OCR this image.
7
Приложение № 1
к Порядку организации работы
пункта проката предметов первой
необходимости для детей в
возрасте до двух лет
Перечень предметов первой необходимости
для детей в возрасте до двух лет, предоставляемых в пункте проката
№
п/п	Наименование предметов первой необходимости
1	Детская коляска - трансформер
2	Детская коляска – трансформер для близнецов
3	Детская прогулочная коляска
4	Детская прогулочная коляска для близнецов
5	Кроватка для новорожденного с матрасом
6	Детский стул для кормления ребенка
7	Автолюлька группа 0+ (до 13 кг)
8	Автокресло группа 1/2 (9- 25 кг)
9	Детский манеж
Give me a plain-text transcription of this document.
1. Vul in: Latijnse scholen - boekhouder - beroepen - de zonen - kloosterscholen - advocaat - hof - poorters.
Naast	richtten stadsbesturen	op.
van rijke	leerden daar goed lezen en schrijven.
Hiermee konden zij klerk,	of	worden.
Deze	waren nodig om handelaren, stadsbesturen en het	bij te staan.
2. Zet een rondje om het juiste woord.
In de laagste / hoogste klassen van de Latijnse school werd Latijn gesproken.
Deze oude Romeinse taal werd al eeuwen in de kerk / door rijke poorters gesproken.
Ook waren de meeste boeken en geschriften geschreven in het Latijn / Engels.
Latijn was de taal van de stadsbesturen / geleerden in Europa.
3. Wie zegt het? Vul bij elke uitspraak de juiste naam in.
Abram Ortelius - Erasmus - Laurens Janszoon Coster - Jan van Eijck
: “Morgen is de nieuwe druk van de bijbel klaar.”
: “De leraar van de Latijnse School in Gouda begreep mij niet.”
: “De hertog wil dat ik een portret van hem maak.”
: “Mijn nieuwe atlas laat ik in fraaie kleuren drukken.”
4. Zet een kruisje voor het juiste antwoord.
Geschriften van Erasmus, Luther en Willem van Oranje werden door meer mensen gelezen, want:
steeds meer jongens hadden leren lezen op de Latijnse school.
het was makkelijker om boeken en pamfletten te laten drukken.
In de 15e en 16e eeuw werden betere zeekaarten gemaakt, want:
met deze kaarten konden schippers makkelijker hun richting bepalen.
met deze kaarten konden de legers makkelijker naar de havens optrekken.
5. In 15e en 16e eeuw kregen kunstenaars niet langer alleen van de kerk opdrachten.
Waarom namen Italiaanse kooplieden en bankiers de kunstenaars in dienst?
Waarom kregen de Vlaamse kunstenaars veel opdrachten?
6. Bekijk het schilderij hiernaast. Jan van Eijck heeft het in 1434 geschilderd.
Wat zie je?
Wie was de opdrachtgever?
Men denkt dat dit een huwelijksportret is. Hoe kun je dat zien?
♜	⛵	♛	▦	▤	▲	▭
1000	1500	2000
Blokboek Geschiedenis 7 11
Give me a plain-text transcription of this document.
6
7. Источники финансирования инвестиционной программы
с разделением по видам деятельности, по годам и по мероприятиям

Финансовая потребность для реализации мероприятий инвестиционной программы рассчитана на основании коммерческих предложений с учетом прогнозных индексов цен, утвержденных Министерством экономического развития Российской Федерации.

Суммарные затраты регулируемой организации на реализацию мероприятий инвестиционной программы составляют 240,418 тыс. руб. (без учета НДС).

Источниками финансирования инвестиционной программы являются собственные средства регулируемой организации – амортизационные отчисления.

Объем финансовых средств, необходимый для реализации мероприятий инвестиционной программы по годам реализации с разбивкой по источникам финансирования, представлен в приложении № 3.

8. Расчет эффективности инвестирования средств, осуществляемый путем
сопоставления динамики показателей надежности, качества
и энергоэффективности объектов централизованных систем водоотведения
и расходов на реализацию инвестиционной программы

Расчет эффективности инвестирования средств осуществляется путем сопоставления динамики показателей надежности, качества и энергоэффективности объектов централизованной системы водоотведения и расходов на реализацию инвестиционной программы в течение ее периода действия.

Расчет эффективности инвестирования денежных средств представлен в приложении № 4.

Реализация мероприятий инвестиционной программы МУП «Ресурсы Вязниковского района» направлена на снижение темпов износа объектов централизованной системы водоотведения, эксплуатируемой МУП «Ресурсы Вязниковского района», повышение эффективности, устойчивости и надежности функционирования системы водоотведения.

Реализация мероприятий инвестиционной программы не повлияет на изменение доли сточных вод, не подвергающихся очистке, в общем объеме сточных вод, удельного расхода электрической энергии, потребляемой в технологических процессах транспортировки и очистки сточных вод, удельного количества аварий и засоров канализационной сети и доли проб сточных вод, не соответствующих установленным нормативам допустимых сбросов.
• • •
Find the lines with the string "системы" and reproduce them.

TASK RESULT |
Расчет эффективности инвестирования средств осуществляется путем сопоставления динамики показателей надежности, качества и энергоэффективности объектов централизованной системы водоотведения и расходов на реализацию инвестиционной программы в течение ее периода действия.
Реализация мероприятий инвестиционной программы МУП «Ресурсы Вязниковского района» направлена на снижение темпов износа объектов централизованной системы водоотведения, эксплуатируемой МУП «Ресурсы Вязниковского района», повышение эффективности, устойчивости и надежности функционирования системы водоотведения.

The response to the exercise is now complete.